Your task
Convert these lines into a JSON list of strings, with one string per line and blank lines omitted.

Data provided
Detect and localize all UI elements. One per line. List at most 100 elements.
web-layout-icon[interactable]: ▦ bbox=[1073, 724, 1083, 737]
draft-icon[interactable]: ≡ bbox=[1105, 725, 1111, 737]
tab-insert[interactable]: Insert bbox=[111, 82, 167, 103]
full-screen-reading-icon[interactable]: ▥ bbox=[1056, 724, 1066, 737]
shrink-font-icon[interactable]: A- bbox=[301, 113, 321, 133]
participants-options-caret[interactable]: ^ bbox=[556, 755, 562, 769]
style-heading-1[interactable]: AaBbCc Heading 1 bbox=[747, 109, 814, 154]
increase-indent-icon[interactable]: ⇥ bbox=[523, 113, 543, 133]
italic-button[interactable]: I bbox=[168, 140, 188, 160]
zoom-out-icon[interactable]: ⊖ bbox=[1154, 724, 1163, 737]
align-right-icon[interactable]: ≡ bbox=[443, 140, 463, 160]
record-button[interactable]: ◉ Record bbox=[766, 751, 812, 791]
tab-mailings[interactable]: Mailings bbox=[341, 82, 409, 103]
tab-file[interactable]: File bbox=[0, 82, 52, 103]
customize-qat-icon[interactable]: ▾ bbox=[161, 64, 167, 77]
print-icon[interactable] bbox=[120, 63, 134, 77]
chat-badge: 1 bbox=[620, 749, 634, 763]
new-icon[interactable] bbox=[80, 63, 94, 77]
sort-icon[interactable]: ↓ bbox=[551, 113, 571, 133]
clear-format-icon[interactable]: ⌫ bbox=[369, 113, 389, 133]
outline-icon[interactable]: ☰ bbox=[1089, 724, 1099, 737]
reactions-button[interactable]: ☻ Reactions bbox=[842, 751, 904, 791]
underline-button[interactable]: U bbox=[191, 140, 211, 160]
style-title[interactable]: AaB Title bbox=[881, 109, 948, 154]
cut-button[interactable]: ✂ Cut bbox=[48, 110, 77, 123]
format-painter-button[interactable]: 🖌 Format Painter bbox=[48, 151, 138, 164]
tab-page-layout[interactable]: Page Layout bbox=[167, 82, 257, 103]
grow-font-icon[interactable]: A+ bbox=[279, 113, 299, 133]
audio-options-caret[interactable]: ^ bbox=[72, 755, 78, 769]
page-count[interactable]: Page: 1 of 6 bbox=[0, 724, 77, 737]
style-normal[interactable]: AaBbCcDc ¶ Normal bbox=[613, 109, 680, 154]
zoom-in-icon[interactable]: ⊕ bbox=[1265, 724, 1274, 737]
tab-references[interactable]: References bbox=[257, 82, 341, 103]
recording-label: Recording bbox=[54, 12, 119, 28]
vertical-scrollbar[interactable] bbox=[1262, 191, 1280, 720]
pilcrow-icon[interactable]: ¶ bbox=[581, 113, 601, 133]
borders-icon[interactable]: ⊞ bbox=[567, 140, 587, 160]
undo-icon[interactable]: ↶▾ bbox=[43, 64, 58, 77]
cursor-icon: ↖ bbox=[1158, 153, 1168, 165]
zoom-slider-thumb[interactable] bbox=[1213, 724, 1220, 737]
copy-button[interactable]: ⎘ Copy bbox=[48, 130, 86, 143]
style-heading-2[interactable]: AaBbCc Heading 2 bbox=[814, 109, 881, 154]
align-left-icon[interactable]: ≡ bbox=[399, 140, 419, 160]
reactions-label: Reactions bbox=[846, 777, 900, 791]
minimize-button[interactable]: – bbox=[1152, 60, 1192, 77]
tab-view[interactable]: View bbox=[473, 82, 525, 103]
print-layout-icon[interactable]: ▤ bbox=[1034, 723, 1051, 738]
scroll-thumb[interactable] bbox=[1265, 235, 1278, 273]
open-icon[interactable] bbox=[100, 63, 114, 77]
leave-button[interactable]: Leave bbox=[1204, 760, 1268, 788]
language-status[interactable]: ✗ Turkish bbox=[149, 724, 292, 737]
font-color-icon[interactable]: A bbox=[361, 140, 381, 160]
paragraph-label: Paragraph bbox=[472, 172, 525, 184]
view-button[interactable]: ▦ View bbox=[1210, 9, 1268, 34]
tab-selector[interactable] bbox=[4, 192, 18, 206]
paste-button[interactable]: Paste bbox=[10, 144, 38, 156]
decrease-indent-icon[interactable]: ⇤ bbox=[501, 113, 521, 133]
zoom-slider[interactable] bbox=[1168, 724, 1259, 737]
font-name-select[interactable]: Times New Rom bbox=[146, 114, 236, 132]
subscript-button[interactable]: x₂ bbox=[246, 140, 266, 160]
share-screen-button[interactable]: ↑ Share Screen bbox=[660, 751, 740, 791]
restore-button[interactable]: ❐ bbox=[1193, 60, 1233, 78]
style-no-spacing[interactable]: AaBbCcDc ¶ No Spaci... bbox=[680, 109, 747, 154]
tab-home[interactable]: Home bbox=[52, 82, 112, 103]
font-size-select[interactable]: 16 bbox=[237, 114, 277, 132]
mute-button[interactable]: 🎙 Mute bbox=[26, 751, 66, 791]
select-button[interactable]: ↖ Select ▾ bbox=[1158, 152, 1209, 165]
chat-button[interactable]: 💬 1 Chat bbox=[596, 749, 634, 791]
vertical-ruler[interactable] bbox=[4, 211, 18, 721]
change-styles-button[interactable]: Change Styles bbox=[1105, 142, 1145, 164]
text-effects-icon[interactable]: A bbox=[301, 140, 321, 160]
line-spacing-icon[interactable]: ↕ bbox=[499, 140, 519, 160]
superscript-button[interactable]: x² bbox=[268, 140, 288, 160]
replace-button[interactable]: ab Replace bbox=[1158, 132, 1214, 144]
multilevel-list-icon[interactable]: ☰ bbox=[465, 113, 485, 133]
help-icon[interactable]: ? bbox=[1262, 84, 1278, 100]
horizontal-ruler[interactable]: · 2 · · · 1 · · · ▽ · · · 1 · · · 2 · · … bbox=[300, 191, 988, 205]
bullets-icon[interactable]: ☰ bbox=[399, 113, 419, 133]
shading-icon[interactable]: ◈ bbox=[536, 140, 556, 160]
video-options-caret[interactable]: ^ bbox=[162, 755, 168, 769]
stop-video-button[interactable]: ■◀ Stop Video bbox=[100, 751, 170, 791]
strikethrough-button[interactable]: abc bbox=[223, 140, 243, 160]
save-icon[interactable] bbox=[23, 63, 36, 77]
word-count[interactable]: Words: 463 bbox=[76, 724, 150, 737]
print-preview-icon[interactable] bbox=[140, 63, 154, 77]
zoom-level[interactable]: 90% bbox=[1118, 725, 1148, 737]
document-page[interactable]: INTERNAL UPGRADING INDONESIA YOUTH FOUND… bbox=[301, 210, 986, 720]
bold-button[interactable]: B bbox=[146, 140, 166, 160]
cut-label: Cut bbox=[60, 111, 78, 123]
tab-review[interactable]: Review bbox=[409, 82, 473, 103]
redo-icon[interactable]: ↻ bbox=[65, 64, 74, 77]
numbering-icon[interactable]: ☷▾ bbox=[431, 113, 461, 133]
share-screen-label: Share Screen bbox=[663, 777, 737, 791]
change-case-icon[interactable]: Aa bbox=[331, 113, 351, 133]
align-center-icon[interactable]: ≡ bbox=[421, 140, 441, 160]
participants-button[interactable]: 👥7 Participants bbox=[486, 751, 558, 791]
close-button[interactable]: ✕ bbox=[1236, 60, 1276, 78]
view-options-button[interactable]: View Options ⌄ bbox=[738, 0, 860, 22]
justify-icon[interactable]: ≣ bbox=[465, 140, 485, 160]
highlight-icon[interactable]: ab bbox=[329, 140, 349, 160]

Result of the exercise
[
  "Detect and localize all UI elements. One per line. List at most 100 elements.",
  "web-layout-icon[interactable]: ▦ bbox=[1073, 724, 1083, 737]",
  "draft-icon[interactable]: ≡ bbox=[1105, 725, 1111, 737]",
  "tab-insert[interactable]: Insert bbox=[111, 82, 167, 103]",
  "full-screen-reading-icon[interactable]: ▥ bbox=[1056, 724, 1066, 737]",
  "shrink-font-icon[interactable]: A- bbox=[301, 113, 321, 133]",
  "participants-options-caret[interactable]: ^ bbox=[556, 755, 562, 769]",
  "style-heading-1[interactable]: AaBbCc Heading 1 bbox=[747, 109, 814, 154]",
  "increase-indent-icon[interactable]: ⇥ bbox=[523, 113, 543, 133]",
  "italic-button[interactable]: I bbox=[168, 140, 188, 160]",
  "zoom-out-icon[interactable]: ⊖ bbox=[1154, 724, 1163, 737]",
  "align-right-icon[interactable]: ≡ bbox=[443, 140, 463, 160]",
  "record-button[interactable]: ◉ Record bbox=[766, 751, 812, 791]",
  "tab-mailings[interactable]: Mailings bbox=[341, 82, 409, 103]",
  "tab-file[interactable]: File bbox=[0, 82, 52, 103]",
  "customize-qat-icon[interactable]: ▾ bbox=[161, 64, 167, 77]",
  "print-icon[interactable] bbox=[120, 63, 134, 77]",
  "chat-badge: 1 bbox=[620, 749, 634, 763]",
  "new-icon[interactable] bbox=[80, 63, 94, 77]",
  "sort-icon[interactable]: ↓ bbox=[551, 113, 571, 133]",
  "clear-format-icon[interactable]: ⌫ bbox=[369, 113, 389, 133]",
  "outline-icon[interactable]: ☰ bbox=[1089, 724, 1099, 737]",
  "reactions-button[interactable]: ☻ Reactions bbox=[842, 751, 904, 791]",
  "underline-button[interactable]: U bbox=[191, 140, 211, 160]",
  "style-title[interactable]: AaB Title bbox=[881, 109, 948, 154]",
  "cut-button[interactable]: ✂ Cut bbox=[48, 110, 77, 123]",
  "format-painter-button[interactable]: 🖌 Format Painter bbox=[48, 151, 138, 164]",
  "tab-page-layout[interactable]: Page Layout bbox=[167, 82, 257, 103]",
  "grow-font-icon[interactable]: A+ bbox=[279, 113, 299, 133]",
  "audio-options-caret[interactable]: ^ bbox=[72, 755, 78, 769]",
  "page-count[interactable]: Page: 1 of 6 bbox=[0, 724, 77, 737]",
  "style-normal[interactable]: AaBbCcDc ¶ Normal bbox=[613, 109, 680, 154]",
  "zoom-in-icon[interactable]: ⊕ bbox=[1265, 724, 1274, 737]",
  "tab-references[interactable]: References bbox=[257, 82, 341, 103]",
  "recording-label: Recording bbox=[54, 12, 119, 28]",
  "vertical-scrollbar[interactable] bbox=[1262, 191, 1280, 720]",
  "pilcrow-icon[interactable]: ¶ bbox=[581, 113, 601, 133]",
  "borders-icon[interactable]: ⊞ bbox=[567, 140, 587, 160]",
  "undo-icon[interactable]: ↶▾ bbox=[43, 64, 58, 77]",
  "cursor-icon: ↖ bbox=[1158, 153, 1168, 165]",
  "zoom-slider-thumb[interactable] bbox=[1213, 724, 1220, 737]",
  "copy-button[interactable]: ⎘ Copy bbox=[48, 130, 86, 143]",
  "style-heading-2[interactable]: AaBbCc Heading 2 bbox=[814, 109, 881, 154]",
  "align-left-icon[interactable]: ≡ bbox=[399, 140, 419, 160]",
  "reactions-label: Reactions bbox=[846, 777, 900, 791]",
  "minimize-button[interactable]: – bbox=[1152, 60, 1192, 77]",
  "tab-view[interactable]: View bbox=[473, 82, 525, 103]",
  "print-layout-icon[interactable]: ▤ bbox=[1034, 723, 1051, 738]",
  "scroll-thumb[interactable] bbox=[1265, 235, 1278, 273]",
  "open-icon[interactable] bbox=[100, 63, 114, 77]",
  "leave-button[interactable]: Leave bbox=[1204, 760, 1268, 788]",
  "language-status[interactable]: ✗ Turkish bbox=[149, 724, 292, 737]",
  "font-color-icon[interactable]: A bbox=[361, 140, 381, 160]",
  "paragraph-label: Paragraph bbox=[472, 172, 525, 184]",
  "view-button[interactable]: ▦ View bbox=[1210, 9, 1268, 34]",
  "tab-selector[interactable] bbox=[4, 192, 18, 206]",
  "paste-button[interactable]: Paste bbox=[10, 144, 38, 156]",
  "decrease-indent-icon[interactable]: ⇤ bbox=[501, 113, 521, 133]",
  "zoom-slider[interactable] bbox=[1168, 724, 1259, 737]",
  "font-name-select[interactable]: Times New Rom bbox=[146, 114, 236, 132]",
  "subscript-button[interactable]: x₂ bbox=[246, 140, 266, 160]",
  "share-screen-button[interactable]: ↑ Share Screen bbox=[660, 751, 740, 791]",
  "restore-button[interactable]: ❐ bbox=[1193, 60, 1233, 78]",
  "style-no-spacing[interactable]: AaBbCcDc ¶ No Spaci... bbox=[680, 109, 747, 154]",
  "tab-home[interactable]: Home bbox=[52, 82, 112, 103]",
  "font-size-select[interactable]: 16 bbox=[237, 114, 277, 132]",
  "mute-button[interactable]: 🎙 Mute bbox=[26, 751, 66, 791]",
  "select-button[interactable]: ↖ Select ▾ bbox=[1158, 152, 1209, 165]",
  "chat-button[interactable]: 💬 1 Chat bbox=[596, 749, 634, 791]",
  "vertical-ruler[interactable] bbox=[4, 211, 18, 721]",
  "change-styles-button[interactable]: Change Styles bbox=[1105, 142, 1145, 164]",
  "text-effects-icon[interactable]: A bbox=[301, 140, 321, 160]",
  "line-spacing-icon[interactable]: ↕ bbox=[499, 140, 519, 160]",
  "superscript-button[interactable]: x² bbox=[268, 140, 288, 160]",
  "replace-button[interactable]: ab Replace bbox=[1158, 132, 1214, 144]",
  "multilevel-list-icon[interactable]: ☰ bbox=[465, 113, 485, 133]",
  "help-icon[interactable]: ? bbox=[1262, 84, 1278, 100]",
  "horizontal-ruler[interactable]: · 2 · · · 1 · · · ▽ · · · 1 · · · 2 · · … bbox=[300, 191, 988, 205]",
  "bullets-icon[interactable]: ☰ bbox=[399, 113, 419, 133]",
  "shading-icon[interactable]: ◈ bbox=[536, 140, 556, 160]",
  "video-options-caret[interactable]: ^ bbox=[162, 755, 168, 769]",
  "stop-video-button[interactable]: ■◀ Stop Video bbox=[100, 751, 170, 791]",
  "strikethrough-button[interactable]: abc bbox=[223, 140, 243, 160]",
  "save-icon[interactable] bbox=[23, 63, 36, 77]",
  "word-count[interactable]: Words: 463 bbox=[76, 724, 150, 737]",
  "print-preview-icon[interactable] bbox=[140, 63, 154, 77]",
  "zoom-level[interactable]: 90% bbox=[1118, 725, 1148, 737]",
  "document-page[interactable]: INTERNAL UPGRADING INDONESIA YOUTH FOUND… bbox=[301, 210, 986, 720]",
  "bold-button[interactable]: B bbox=[146, 140, 166, 160]",
  "cut-label: Cut bbox=[60, 111, 78, 123]",
  "tab-review[interactable]: Review bbox=[409, 82, 473, 103]",
  "redo-icon[interactable]: ↻ bbox=[65, 64, 74, 77]",
  "numbering-icon[interactable]: ☷▾ bbox=[431, 113, 461, 133]",
  "share-screen-label: Share Screen bbox=[663, 777, 737, 791]",
  "change-case-icon[interactable]: Aa bbox=[331, 113, 351, 133]",
  "align-center-icon[interactable]: ≡ bbox=[421, 140, 441, 160]",
  "participants-button[interactable]: 👥7 Participants bbox=[486, 751, 558, 791]",
  "close-button[interactable]: ✕ bbox=[1236, 60, 1276, 78]",
  "view-options-button[interactable]: View Options ⌄ bbox=[738, 0, 860, 22]",
  "justify-icon[interactable]: ≣ bbox=[465, 140, 485, 160]",
  "highlight-icon[interactable]: ab bbox=[329, 140, 349, 160]"
]